↓↓↓

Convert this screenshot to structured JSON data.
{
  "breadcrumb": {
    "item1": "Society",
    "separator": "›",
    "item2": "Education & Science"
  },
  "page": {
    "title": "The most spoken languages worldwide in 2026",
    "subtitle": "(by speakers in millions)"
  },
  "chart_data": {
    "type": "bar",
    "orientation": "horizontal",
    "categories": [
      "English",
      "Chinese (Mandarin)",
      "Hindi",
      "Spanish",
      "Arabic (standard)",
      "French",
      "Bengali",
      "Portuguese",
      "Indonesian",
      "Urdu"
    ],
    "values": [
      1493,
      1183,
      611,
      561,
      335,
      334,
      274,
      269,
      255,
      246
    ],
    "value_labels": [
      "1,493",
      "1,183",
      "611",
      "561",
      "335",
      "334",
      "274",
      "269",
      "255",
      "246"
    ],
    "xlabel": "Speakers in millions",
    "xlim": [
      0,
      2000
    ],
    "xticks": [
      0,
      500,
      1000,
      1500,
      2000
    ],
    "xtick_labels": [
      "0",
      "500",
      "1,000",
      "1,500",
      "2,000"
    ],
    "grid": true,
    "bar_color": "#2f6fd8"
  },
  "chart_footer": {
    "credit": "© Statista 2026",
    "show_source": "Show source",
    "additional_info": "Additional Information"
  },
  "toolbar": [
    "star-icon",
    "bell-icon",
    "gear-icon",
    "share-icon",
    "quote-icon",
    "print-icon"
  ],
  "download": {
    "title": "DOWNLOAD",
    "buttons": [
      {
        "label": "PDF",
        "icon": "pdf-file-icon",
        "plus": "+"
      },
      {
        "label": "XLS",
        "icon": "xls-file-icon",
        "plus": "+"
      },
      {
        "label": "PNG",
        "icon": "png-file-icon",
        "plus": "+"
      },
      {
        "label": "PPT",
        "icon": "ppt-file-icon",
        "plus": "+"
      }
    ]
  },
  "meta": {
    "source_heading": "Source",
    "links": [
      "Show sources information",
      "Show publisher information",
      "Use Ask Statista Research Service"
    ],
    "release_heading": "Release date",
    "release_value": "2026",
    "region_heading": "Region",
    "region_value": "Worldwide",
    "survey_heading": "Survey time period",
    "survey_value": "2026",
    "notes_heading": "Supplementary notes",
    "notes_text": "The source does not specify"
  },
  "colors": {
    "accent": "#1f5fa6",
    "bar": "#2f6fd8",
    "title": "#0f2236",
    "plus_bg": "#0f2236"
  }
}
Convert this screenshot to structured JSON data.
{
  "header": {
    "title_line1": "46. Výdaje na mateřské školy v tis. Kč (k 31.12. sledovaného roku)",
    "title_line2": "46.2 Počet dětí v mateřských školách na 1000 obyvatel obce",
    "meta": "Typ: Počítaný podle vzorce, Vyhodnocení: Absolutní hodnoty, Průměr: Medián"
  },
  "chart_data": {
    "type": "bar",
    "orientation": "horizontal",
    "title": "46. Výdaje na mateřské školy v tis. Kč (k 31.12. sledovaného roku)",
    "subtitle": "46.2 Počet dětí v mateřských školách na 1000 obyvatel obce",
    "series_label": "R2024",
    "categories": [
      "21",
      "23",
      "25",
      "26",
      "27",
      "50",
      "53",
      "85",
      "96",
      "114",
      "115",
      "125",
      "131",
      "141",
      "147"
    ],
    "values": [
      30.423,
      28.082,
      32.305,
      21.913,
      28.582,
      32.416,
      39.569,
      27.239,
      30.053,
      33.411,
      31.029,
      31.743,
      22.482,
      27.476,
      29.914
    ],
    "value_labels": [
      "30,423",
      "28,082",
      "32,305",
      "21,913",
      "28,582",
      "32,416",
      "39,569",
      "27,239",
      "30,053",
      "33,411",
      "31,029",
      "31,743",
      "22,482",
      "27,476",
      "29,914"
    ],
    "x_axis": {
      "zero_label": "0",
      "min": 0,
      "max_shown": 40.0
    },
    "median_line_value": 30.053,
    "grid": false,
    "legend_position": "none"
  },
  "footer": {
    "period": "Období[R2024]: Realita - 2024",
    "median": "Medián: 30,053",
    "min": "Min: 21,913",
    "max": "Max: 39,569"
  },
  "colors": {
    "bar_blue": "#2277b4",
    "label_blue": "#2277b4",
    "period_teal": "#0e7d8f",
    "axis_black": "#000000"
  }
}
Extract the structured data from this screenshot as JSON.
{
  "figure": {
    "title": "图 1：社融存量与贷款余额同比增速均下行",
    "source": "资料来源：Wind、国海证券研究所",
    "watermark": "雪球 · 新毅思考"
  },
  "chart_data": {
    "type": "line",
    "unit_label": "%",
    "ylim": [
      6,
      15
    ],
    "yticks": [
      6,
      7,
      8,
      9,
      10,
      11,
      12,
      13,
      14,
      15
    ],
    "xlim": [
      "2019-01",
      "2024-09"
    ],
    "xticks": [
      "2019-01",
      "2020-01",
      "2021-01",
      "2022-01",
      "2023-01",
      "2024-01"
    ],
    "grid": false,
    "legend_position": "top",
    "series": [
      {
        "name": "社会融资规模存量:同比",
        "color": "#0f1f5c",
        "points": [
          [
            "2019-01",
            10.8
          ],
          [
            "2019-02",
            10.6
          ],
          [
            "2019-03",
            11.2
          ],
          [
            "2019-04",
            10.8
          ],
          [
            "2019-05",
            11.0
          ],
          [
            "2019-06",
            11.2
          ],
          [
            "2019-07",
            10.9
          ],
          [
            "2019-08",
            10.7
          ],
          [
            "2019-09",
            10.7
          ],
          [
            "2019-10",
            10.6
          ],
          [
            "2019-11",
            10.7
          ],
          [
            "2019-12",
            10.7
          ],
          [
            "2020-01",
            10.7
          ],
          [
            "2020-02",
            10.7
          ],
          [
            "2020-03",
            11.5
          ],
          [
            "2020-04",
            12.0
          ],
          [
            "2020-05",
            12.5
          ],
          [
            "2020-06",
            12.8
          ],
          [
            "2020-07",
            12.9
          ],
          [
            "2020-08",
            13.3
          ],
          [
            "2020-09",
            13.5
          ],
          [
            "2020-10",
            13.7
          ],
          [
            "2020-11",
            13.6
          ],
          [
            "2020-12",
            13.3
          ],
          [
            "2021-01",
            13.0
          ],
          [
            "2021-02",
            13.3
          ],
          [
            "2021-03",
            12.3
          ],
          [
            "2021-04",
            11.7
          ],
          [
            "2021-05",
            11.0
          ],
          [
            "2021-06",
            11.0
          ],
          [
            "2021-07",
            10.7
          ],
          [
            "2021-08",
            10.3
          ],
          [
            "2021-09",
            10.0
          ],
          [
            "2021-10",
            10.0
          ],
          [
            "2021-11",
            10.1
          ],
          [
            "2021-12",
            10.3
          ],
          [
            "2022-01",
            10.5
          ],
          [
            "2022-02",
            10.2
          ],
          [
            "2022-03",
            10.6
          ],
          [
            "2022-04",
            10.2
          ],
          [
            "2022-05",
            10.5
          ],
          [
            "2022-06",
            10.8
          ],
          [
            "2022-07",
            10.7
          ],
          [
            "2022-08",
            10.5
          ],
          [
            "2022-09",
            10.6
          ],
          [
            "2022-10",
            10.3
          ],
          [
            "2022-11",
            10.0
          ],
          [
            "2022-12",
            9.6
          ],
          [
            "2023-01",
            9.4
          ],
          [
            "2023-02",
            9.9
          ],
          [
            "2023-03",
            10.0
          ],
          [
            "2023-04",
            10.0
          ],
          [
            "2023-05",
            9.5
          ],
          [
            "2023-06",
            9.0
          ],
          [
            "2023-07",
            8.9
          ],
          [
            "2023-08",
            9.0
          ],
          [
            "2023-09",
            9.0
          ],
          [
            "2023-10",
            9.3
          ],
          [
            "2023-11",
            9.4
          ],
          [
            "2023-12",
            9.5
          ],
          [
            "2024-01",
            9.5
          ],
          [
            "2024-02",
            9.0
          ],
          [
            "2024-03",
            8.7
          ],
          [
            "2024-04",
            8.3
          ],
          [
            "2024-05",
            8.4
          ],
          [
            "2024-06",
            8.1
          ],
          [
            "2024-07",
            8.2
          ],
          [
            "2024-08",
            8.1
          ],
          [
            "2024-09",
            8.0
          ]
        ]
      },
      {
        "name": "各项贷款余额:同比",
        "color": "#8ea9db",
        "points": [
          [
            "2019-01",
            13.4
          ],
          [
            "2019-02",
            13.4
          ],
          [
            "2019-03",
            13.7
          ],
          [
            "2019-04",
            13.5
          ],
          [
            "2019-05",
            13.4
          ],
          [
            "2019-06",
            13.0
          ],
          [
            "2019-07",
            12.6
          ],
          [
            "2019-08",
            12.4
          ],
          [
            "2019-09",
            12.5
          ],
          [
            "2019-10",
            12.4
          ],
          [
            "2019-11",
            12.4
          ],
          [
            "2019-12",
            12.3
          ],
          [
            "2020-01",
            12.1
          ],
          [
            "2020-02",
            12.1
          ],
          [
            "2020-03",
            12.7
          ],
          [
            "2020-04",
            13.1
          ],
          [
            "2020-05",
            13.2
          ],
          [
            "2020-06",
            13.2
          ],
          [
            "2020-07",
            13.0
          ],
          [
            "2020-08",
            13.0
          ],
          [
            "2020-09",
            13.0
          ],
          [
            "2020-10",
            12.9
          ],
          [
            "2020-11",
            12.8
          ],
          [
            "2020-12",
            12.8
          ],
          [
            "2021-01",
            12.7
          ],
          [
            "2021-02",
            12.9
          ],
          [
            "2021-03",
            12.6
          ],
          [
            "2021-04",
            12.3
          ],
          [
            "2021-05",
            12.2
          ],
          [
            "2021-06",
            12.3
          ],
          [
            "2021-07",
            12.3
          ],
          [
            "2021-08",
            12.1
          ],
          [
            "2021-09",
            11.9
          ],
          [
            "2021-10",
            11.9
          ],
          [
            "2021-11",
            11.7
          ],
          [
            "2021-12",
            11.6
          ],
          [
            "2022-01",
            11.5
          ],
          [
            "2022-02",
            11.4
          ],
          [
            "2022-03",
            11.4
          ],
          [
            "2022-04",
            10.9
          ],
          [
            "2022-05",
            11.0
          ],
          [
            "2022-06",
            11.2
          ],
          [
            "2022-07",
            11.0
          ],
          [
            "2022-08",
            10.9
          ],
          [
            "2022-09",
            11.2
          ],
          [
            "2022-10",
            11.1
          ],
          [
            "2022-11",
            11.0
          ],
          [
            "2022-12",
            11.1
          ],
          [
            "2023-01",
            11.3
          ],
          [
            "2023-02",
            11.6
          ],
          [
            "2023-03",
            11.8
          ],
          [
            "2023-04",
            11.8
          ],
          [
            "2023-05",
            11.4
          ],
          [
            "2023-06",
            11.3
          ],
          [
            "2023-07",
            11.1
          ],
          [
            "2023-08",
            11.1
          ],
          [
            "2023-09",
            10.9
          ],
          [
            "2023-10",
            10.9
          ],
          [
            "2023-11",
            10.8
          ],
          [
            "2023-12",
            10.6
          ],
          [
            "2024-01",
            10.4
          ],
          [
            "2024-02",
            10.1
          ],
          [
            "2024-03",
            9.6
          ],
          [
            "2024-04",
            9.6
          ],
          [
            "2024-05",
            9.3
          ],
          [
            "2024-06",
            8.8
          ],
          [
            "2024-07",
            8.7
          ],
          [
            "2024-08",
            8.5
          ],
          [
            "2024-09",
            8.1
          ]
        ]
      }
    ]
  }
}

↑↑↑

# [Problem statement]
Using the listing, collect all lines in which the string "subtitle" is found.

# [Reply to the exercise]
    "subtitle": "(by speakers in millions)"
    "subtitle": "46.2 Počet dětí v mateřských školách na 1000 obyvatel obce",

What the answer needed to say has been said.